» What the task asks:
Write the material out again in full, word for word. Do not include the pictures.

» Data for the task:
# # # # # # #

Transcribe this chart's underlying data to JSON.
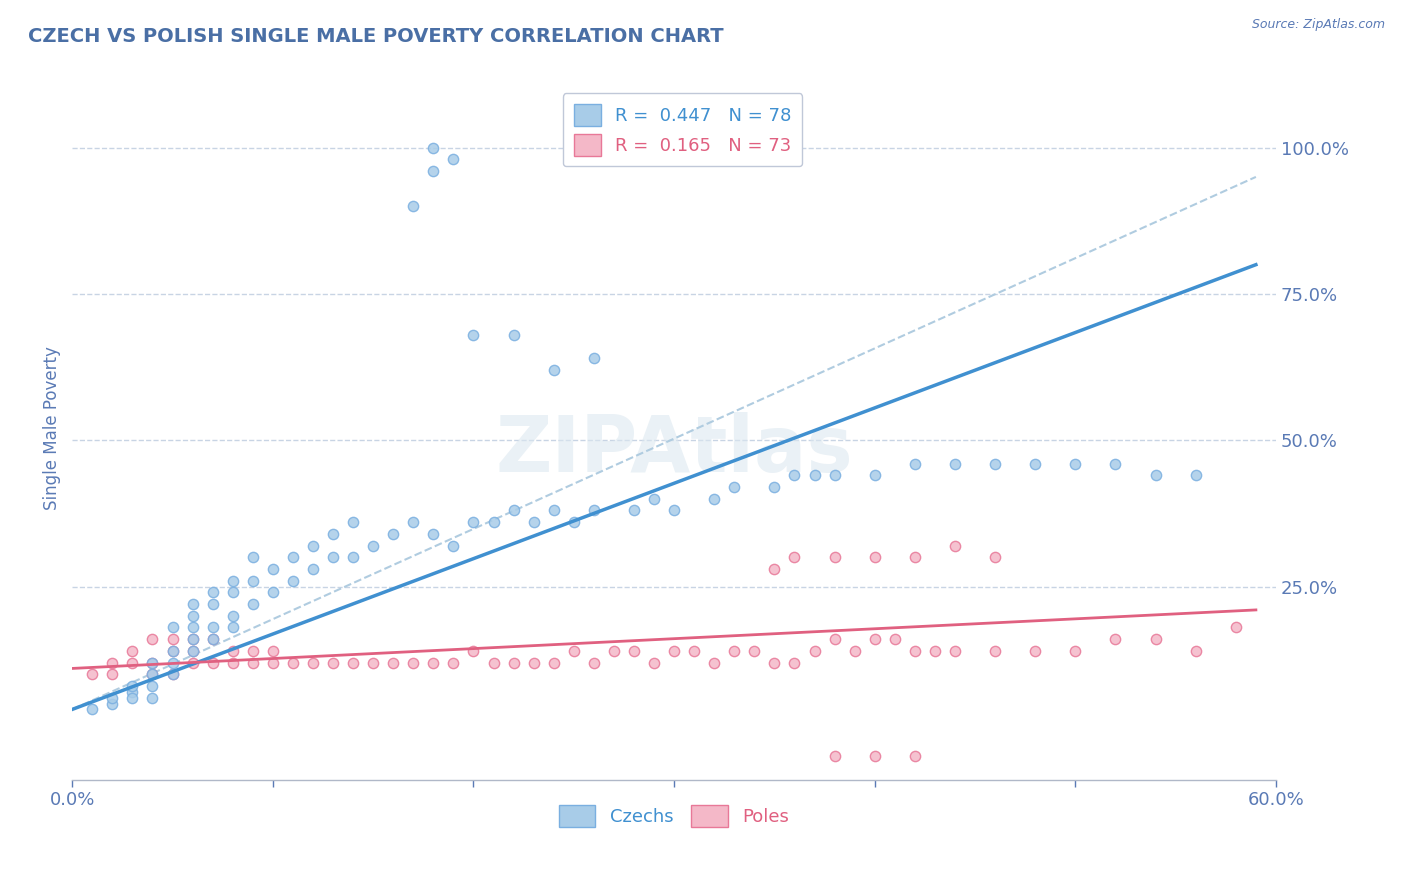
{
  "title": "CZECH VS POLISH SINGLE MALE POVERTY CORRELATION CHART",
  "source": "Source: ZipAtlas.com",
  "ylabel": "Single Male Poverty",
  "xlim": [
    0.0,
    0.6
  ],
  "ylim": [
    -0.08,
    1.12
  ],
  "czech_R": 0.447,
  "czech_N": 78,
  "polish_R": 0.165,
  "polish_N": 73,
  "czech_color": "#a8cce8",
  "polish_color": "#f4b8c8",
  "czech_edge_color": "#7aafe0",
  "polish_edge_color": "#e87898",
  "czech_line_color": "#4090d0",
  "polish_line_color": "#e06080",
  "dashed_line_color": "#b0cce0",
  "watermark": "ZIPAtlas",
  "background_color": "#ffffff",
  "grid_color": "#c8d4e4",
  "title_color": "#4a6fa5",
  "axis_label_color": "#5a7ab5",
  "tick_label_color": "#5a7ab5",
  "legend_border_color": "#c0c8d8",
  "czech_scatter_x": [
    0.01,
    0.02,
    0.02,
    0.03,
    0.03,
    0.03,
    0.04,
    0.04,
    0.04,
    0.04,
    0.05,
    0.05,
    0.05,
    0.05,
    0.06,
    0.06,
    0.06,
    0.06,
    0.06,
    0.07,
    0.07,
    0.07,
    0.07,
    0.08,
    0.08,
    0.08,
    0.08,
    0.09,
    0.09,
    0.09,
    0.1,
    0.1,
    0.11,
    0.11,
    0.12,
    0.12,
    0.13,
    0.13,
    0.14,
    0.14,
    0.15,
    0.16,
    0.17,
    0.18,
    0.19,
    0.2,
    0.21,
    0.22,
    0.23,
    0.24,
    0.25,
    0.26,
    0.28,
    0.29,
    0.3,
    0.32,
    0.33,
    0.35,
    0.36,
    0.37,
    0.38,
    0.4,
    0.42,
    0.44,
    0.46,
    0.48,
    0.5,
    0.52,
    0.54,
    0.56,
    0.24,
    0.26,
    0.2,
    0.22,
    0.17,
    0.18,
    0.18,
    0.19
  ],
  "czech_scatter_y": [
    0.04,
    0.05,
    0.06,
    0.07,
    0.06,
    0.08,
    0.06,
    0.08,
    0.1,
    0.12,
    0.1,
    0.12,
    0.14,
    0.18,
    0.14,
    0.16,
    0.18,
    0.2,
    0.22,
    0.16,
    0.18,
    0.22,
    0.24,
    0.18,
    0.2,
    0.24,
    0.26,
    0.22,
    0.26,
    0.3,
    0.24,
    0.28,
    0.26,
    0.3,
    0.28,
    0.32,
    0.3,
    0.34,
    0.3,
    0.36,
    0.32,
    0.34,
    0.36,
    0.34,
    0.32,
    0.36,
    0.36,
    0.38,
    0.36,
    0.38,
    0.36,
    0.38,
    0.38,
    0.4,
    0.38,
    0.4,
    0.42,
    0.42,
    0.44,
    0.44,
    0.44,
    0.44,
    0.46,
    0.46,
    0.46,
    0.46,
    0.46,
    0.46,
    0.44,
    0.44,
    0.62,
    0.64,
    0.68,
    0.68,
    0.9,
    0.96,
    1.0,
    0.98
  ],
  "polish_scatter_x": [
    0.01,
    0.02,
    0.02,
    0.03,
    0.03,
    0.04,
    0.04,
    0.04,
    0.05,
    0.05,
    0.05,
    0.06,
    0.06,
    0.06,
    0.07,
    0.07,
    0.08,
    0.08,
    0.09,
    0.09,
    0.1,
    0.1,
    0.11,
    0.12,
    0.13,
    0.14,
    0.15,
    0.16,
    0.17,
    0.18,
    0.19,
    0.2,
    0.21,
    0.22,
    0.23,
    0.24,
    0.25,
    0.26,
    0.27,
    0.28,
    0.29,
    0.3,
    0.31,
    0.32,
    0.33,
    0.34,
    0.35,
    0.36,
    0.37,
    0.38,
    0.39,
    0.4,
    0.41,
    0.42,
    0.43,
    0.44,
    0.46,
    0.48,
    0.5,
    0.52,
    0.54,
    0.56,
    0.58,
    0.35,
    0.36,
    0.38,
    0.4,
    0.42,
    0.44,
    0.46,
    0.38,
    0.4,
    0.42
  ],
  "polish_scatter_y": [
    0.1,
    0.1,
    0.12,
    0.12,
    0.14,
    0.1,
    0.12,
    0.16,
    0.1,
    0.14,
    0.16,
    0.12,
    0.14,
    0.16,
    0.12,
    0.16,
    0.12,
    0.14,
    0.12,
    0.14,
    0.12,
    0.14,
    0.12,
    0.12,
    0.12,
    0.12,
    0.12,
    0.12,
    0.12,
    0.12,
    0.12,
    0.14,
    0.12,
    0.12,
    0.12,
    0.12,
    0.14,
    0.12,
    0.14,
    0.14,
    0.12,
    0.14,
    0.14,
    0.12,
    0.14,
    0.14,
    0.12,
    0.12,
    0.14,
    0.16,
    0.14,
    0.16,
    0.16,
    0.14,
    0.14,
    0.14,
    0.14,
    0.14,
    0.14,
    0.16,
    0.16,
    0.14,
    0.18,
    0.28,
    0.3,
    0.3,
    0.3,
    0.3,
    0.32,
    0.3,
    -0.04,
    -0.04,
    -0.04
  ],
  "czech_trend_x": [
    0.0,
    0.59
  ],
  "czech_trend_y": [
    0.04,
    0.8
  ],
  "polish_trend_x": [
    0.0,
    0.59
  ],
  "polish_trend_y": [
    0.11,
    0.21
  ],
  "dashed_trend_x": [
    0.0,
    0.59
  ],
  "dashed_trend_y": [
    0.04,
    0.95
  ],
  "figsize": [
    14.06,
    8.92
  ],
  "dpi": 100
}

# # # # # # #

» The answer:
Transcribe this chart's underlying data to JSON.
{
  "title": "CZECH VS POLISH SINGLE MALE POVERTY CORRELATION CHART",
  "source": "Source: ZipAtlas.com",
  "ylabel": "Single Male Poverty",
  "xlim": [
    0.0,
    0.6
  ],
  "ylim": [
    -0.08,
    1.12
  ],
  "czech_R": 0.447,
  "czech_N": 78,
  "polish_R": 0.165,
  "polish_N": 73,
  "czech_color": "#a8cce8",
  "polish_color": "#f4b8c8",
  "czech_edge_color": "#7aafe0",
  "polish_edge_color": "#e87898",
  "czech_line_color": "#4090d0",
  "polish_line_color": "#e06080",
  "dashed_line_color": "#b0cce0",
  "watermark": "ZIPAtlas",
  "background_color": "#ffffff",
  "grid_color": "#c8d4e4",
  "title_color": "#4a6fa5",
  "axis_label_color": "#5a7ab5",
  "tick_label_color": "#5a7ab5",
  "legend_border_color": "#c0c8d8",
  "czech_scatter_x": [
    0.01,
    0.02,
    0.02,
    0.03,
    0.03,
    0.03,
    0.04,
    0.04,
    0.04,
    0.04,
    0.05,
    0.05,
    0.05,
    0.05,
    0.06,
    0.06,
    0.06,
    0.06,
    0.06,
    0.07,
    0.07,
    0.07,
    0.07,
    0.08,
    0.08,
    0.08,
    0.08,
    0.09,
    0.09,
    0.09,
    0.1,
    0.1,
    0.11,
    0.11,
    0.12,
    0.12,
    0.13,
    0.13,
    0.14,
    0.14,
    0.15,
    0.16,
    0.17,
    0.18,
    0.19,
    0.2,
    0.21,
    0.22,
    0.23,
    0.24,
    0.25,
    0.26,
    0.28,
    0.29,
    0.3,
    0.32,
    0.33,
    0.35,
    0.36,
    0.37,
    0.38,
    0.4,
    0.42,
    0.44,
    0.46,
    0.48,
    0.5,
    0.52,
    0.54,
    0.56,
    0.24,
    0.26,
    0.2,
    0.22,
    0.17,
    0.18,
    0.18,
    0.19
  ],
  "czech_scatter_y": [
    0.04,
    0.05,
    0.06,
    0.07,
    0.06,
    0.08,
    0.06,
    0.08,
    0.1,
    0.12,
    0.1,
    0.12,
    0.14,
    0.18,
    0.14,
    0.16,
    0.18,
    0.2,
    0.22,
    0.16,
    0.18,
    0.22,
    0.24,
    0.18,
    0.2,
    0.24,
    0.26,
    0.22,
    0.26,
    0.3,
    0.24,
    0.28,
    0.26,
    0.3,
    0.28,
    0.32,
    0.3,
    0.34,
    0.3,
    0.36,
    0.32,
    0.34,
    0.36,
    0.34,
    0.32,
    0.36,
    0.36,
    0.38,
    0.36,
    0.38,
    0.36,
    0.38,
    0.38,
    0.4,
    0.38,
    0.4,
    0.42,
    0.42,
    0.44,
    0.44,
    0.44,
    0.44,
    0.46,
    0.46,
    0.46,
    0.46,
    0.46,
    0.46,
    0.44,
    0.44,
    0.62,
    0.64,
    0.68,
    0.68,
    0.9,
    0.96,
    1.0,
    0.98
  ],
  "polish_scatter_x": [
    0.01,
    0.02,
    0.02,
    0.03,
    0.03,
    0.04,
    0.04,
    0.04,
    0.05,
    0.05,
    0.05,
    0.06,
    0.06,
    0.06,
    0.07,
    0.07,
    0.08,
    0.08,
    0.09,
    0.09,
    0.1,
    0.1,
    0.11,
    0.12,
    0.13,
    0.14,
    0.15,
    0.16,
    0.17,
    0.18,
    0.19,
    0.2,
    0.21,
    0.22,
    0.23,
    0.24,
    0.25,
    0.26,
    0.27,
    0.28,
    0.29,
    0.3,
    0.31,
    0.32,
    0.33,
    0.34,
    0.35,
    0.36,
    0.37,
    0.38,
    0.39,
    0.4,
    0.41,
    0.42,
    0.43,
    0.44,
    0.46,
    0.48,
    0.5,
    0.52,
    0.54,
    0.56,
    0.58,
    0.35,
    0.36,
    0.38,
    0.4,
    0.42,
    0.44,
    0.46,
    0.38,
    0.4,
    0.42
  ],
  "polish_scatter_y": [
    0.1,
    0.1,
    0.12,
    0.12,
    0.14,
    0.1,
    0.12,
    0.16,
    0.1,
    0.14,
    0.16,
    0.12,
    0.14,
    0.16,
    0.12,
    0.16,
    0.12,
    0.14,
    0.12,
    0.14,
    0.12,
    0.14,
    0.12,
    0.12,
    0.12,
    0.12,
    0.12,
    0.12,
    0.12,
    0.12,
    0.12,
    0.14,
    0.12,
    0.12,
    0.12,
    0.12,
    0.14,
    0.12,
    0.14,
    0.14,
    0.12,
    0.14,
    0.14,
    0.12,
    0.14,
    0.14,
    0.12,
    0.12,
    0.14,
    0.16,
    0.14,
    0.16,
    0.16,
    0.14,
    0.14,
    0.14,
    0.14,
    0.14,
    0.14,
    0.16,
    0.16,
    0.14,
    0.18,
    0.28,
    0.3,
    0.3,
    0.3,
    0.3,
    0.32,
    0.3,
    -0.04,
    -0.04,
    -0.04
  ],
  "czech_trend_x": [
    0.0,
    0.59
  ],
  "czech_trend_y": [
    0.04,
    0.8
  ],
  "polish_trend_x": [
    0.0,
    0.59
  ],
  "polish_trend_y": [
    0.11,
    0.21
  ],
  "dashed_trend_x": [
    0.0,
    0.59
  ],
  "dashed_trend_y": [
    0.04,
    0.95
  ],
  "figsize": [
    14.06,
    8.92
  ],
  "dpi": 100
}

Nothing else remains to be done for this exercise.